• **EXERCISE BRIEF**
Set out every line bearing the string "grid".

• **Data extracted from a collection**
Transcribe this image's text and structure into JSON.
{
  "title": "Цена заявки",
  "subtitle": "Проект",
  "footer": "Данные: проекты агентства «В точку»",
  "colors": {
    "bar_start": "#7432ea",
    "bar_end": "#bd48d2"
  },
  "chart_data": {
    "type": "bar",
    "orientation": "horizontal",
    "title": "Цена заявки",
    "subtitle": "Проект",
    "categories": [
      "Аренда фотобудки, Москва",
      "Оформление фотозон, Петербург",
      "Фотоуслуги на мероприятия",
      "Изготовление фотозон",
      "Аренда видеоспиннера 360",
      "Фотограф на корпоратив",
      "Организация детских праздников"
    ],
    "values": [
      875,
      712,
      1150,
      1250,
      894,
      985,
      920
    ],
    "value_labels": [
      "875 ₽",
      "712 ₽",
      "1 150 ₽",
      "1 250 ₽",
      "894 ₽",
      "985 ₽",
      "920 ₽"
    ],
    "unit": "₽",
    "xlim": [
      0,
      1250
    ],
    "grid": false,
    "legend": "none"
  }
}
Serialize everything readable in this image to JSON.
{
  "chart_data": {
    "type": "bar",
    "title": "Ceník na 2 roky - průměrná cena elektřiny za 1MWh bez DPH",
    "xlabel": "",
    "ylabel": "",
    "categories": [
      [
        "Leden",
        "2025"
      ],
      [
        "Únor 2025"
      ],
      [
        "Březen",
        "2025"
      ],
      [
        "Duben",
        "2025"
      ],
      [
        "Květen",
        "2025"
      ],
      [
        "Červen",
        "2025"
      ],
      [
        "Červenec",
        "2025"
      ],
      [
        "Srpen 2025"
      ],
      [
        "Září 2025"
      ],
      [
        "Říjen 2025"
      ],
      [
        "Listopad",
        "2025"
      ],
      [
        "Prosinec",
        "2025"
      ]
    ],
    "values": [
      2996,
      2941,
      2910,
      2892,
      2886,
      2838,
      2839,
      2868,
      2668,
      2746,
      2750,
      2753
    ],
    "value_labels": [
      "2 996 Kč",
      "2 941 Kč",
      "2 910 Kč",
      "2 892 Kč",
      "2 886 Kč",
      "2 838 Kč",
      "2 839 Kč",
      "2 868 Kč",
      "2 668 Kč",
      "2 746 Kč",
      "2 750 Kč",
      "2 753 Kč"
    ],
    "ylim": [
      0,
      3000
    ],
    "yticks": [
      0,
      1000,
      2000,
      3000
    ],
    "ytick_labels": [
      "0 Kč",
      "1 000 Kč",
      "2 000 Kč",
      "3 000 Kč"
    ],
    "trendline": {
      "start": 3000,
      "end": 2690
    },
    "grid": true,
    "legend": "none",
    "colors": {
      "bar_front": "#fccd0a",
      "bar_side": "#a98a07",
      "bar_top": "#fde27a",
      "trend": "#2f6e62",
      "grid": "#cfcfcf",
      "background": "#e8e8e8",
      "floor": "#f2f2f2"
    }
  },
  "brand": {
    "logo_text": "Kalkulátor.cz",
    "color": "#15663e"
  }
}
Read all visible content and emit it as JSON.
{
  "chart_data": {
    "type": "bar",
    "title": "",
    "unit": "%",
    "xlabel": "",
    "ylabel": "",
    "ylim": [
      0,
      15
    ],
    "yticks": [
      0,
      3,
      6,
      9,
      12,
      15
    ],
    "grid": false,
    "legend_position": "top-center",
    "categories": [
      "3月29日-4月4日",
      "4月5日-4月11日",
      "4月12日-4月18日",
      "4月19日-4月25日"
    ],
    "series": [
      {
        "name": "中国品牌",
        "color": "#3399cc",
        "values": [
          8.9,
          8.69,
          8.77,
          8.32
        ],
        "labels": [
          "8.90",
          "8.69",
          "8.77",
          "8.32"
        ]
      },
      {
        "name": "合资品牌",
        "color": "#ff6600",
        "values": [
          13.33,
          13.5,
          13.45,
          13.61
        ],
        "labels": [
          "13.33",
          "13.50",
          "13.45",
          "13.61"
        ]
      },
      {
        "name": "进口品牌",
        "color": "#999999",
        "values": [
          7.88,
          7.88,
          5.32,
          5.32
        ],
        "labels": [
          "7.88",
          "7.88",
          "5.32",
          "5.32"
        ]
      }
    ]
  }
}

• **OUTPUT FOR THIS TASK**
    "grid": false,
    "grid": true,
      "grid": "#cfcfcf",
    "grid": false,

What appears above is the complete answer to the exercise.